SHORT PROBLEM:
Copy the material below word for word, keeping every line as it appears.

EXERCISE INPUTS:
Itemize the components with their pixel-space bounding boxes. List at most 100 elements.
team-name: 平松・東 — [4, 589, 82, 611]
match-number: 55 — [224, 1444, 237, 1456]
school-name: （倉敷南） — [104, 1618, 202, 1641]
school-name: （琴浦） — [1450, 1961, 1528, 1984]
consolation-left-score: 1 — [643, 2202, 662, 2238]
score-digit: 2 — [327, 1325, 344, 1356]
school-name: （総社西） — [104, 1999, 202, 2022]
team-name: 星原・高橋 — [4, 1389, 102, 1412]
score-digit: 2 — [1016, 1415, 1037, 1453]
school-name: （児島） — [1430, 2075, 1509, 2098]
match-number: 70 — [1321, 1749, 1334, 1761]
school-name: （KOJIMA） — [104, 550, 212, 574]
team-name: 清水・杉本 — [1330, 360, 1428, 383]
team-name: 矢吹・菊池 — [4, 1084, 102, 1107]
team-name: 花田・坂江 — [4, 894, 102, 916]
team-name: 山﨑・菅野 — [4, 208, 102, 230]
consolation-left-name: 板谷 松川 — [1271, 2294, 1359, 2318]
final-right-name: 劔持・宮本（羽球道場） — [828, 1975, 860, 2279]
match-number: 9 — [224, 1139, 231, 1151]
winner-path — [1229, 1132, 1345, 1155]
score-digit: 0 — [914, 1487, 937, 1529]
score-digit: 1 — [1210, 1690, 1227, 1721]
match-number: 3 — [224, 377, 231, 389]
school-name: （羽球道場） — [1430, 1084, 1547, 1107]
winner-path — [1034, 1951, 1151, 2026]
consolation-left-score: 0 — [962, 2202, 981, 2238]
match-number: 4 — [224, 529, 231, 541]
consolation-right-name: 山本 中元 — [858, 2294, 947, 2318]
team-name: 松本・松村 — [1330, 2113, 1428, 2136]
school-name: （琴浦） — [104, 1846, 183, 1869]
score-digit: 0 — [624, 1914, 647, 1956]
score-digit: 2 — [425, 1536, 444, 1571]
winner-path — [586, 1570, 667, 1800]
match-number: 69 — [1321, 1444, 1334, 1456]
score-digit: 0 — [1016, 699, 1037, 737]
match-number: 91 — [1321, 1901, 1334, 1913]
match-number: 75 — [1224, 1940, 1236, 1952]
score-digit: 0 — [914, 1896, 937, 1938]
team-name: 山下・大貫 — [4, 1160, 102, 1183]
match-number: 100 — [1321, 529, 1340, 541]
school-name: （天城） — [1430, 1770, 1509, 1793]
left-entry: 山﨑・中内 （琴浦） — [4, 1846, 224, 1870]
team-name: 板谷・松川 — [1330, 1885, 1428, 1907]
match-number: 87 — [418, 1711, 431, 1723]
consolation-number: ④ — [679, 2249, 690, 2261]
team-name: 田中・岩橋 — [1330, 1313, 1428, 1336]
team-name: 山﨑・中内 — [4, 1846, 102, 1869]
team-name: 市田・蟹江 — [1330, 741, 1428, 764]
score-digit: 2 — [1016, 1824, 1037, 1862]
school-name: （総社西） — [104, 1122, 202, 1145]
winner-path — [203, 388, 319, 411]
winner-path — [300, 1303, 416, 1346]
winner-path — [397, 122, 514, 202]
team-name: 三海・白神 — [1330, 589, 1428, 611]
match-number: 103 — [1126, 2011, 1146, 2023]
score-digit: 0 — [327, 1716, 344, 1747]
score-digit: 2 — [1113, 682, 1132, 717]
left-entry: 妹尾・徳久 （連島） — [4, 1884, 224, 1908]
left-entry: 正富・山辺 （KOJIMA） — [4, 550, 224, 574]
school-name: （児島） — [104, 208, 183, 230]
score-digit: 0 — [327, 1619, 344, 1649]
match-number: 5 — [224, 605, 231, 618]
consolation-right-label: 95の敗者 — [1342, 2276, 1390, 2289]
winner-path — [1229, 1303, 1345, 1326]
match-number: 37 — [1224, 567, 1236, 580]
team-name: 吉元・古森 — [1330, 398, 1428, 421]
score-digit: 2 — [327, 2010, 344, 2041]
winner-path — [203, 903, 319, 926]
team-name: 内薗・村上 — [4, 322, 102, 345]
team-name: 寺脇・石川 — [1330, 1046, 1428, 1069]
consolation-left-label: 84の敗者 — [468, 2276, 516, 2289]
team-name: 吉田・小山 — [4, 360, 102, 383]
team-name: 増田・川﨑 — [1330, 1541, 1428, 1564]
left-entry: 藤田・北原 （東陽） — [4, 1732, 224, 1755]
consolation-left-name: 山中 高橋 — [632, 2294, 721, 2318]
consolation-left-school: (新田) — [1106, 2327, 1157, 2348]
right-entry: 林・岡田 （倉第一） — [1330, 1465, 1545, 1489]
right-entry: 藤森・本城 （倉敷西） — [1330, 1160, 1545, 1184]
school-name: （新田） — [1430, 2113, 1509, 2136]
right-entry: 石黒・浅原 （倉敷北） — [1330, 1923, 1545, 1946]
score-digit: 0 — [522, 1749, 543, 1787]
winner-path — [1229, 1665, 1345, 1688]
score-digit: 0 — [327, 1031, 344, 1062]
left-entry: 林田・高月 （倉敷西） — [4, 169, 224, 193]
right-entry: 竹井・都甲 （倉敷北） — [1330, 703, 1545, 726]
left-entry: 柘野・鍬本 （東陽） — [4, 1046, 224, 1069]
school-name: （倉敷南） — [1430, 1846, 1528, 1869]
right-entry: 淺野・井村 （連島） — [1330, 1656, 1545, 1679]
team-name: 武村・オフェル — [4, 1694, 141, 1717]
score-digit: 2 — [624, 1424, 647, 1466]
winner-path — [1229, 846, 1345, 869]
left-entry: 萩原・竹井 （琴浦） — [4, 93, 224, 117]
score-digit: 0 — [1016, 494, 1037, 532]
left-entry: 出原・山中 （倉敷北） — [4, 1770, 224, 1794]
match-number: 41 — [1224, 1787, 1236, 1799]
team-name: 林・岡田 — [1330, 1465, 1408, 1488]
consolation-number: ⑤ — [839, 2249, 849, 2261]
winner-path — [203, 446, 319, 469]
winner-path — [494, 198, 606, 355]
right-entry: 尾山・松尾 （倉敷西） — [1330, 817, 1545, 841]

FINISHED EXERCISE:
Itemize the components with their pixel-space bounding boxes. List at most 100 elements.
team-name: 平松・東 — [4, 589, 82, 611]
match-number: 55 — [224, 1444, 237, 1456]
school-name: （倉敷南） — [104, 1618, 202, 1641]
school-name: （琴浦） — [1450, 1961, 1528, 1984]
consolation-left-score: 1 — [643, 2202, 662, 2238]
score-digit: 2 — [327, 1325, 344, 1356]
school-name: （総社西） — [104, 1999, 202, 2022]
team-name: 星原・高橋 — [4, 1389, 102, 1412]
score-digit: 2 — [1016, 1415, 1037, 1453]
school-name: （児島） — [1430, 2075, 1509, 2098]
match-number: 70 — [1321, 1749, 1334, 1761]
school-name: （KOJIMA） — [104, 550, 212, 574]
team-name: 清水・杉本 — [1330, 360, 1428, 383]
team-name: 矢吹・菊池 — [4, 1084, 102, 1107]
team-name: 花田・坂江 — [4, 894, 102, 916]
team-name: 山﨑・菅野 — [4, 208, 102, 230]
consolation-left-name: 板谷 松川 — [1271, 2294, 1359, 2318]
final-right-name: 劔持・宮本（羽球道場） — [828, 1975, 860, 2279]
match-number: 9 — [224, 1139, 231, 1151]
winner-path — [1229, 1132, 1345, 1155]
score-digit: 0 — [914, 1487, 937, 1529]
score-digit: 1 — [1210, 1690, 1227, 1721]
match-number: 3 — [224, 377, 231, 389]
school-name: （羽球道場） — [1430, 1084, 1547, 1107]
winner-path — [1034, 1951, 1151, 2026]
consolation-left-score: 0 — [962, 2202, 981, 2238]
match-number: 4 — [224, 529, 231, 541]
consolation-right-name: 山本 中元 — [858, 2294, 947, 2318]
team-name: 松本・松村 — [1330, 2113, 1428, 2136]
school-name: （琴浦） — [104, 1846, 183, 1869]
score-digit: 0 — [624, 1914, 647, 1956]
score-digit: 2 — [425, 1536, 444, 1571]
winner-path — [586, 1570, 667, 1800]
match-number: 69 — [1321, 1444, 1334, 1456]
score-digit: 0 — [1016, 699, 1037, 737]
match-number: 91 — [1321, 1901, 1334, 1913]
match-number: 75 — [1224, 1940, 1236, 1952]
score-digit: 0 — [914, 1896, 937, 1938]
team-name: 山下・大貫 — [4, 1160, 102, 1183]
match-number: 100 — [1321, 529, 1340, 541]
school-name: （天城） — [1430, 1770, 1509, 1793]
left-entry: 山﨑・中内 （琴浦） — [4, 1846, 224, 1870]
team-name: 板谷・松川 — [1330, 1885, 1428, 1907]
match-number: 87 — [418, 1711, 431, 1723]
consolation-number: ④ — [679, 2249, 690, 2261]
team-name: 田中・岩橋 — [1330, 1313, 1428, 1336]
team-name: 山﨑・中内 — [4, 1846, 102, 1869]
team-name: 市田・蟹江 — [1330, 741, 1428, 764]
score-digit: 2 — [1016, 1824, 1037, 1862]
school-name: （総社西） — [104, 1122, 202, 1145]
winner-path — [203, 388, 319, 411]
winner-path — [300, 1303, 416, 1346]
winner-path — [397, 122, 514, 202]
team-name: 三海・白神 — [1330, 589, 1428, 611]
match-number: 103 — [1126, 2011, 1146, 2023]
score-digit: 0 — [327, 1716, 344, 1747]
score-digit: 2 — [1113, 682, 1132, 717]
left-entry: 妹尾・徳久 （連島） — [4, 1884, 224, 1908]
left-entry: 正富・山辺 （KOJIMA） — [4, 550, 224, 574]
school-name: （児島） — [104, 208, 183, 230]
score-digit: 0 — [327, 1619, 344, 1649]
match-number: 5 — [224, 605, 231, 618]
consolation-right-label: 95の敗者 — [1342, 2276, 1390, 2289]
winner-path — [1229, 1303, 1345, 1326]
match-number: 37 — [1224, 567, 1236, 580]
team-name: 吉元・古森 — [1330, 398, 1428, 421]
score-digit: 2 — [327, 2010, 344, 2041]
winner-path — [203, 903, 319, 926]
team-name: 内薗・村上 — [4, 322, 102, 345]
team-name: 寺脇・石川 — [1330, 1046, 1428, 1069]
consolation-left-label: 84の敗者 — [468, 2276, 516, 2289]
team-name: 吉田・小山 — [4, 360, 102, 383]
team-name: 増田・川﨑 — [1330, 1541, 1428, 1564]
left-entry: 藤田・北原 （東陽） — [4, 1732, 224, 1755]
consolation-left-name: 山中 高橋 — [632, 2294, 721, 2318]
consolation-left-school: (新田) — [1106, 2327, 1157, 2348]
right-entry: 林・岡田 （倉第一） — [1330, 1465, 1545, 1489]
right-entry: 藤森・本城 （倉敷西） — [1330, 1160, 1545, 1184]
school-name: （新田） — [1430, 2113, 1509, 2136]
right-entry: 石黒・浅原 （倉敷北） — [1330, 1923, 1545, 1946]
score-digit: 0 — [522, 1749, 543, 1787]
winner-path — [1229, 1665, 1345, 1688]
score-digit: 0 — [327, 1031, 344, 1062]
left-entry: 林田・高月 （倉敷西） — [4, 169, 224, 193]
right-entry: 竹井・都甲 （倉敷北） — [1330, 703, 1545, 726]
left-entry: 柘野・鍬本 （東陽） — [4, 1046, 224, 1069]
school-name: （倉敷南） — [1430, 1846, 1528, 1869]
right-entry: 淺野・井村 （連島） — [1330, 1656, 1545, 1679]
team-name: 武村・オフェル — [4, 1694, 141, 1717]
score-digit: 2 — [624, 1424, 647, 1466]
winner-path — [1229, 846, 1345, 869]
left-entry: 萩原・竹井 （琴浦） — [4, 93, 224, 117]
score-digit: 0 — [1016, 494, 1037, 532]
left-entry: 出原・山中 （倉敷北） — [4, 1770, 224, 1794]
match-number: 41 — [1224, 1787, 1236, 1799]
team-name: 林・岡田 — [1330, 1465, 1408, 1488]
consolation-number: ⑤ — [839, 2249, 849, 2261]
winner-path — [203, 446, 319, 469]
winner-path — [494, 198, 606, 355]
right-entry: 尾山・松尾 （倉敷西） — [1330, 817, 1545, 841]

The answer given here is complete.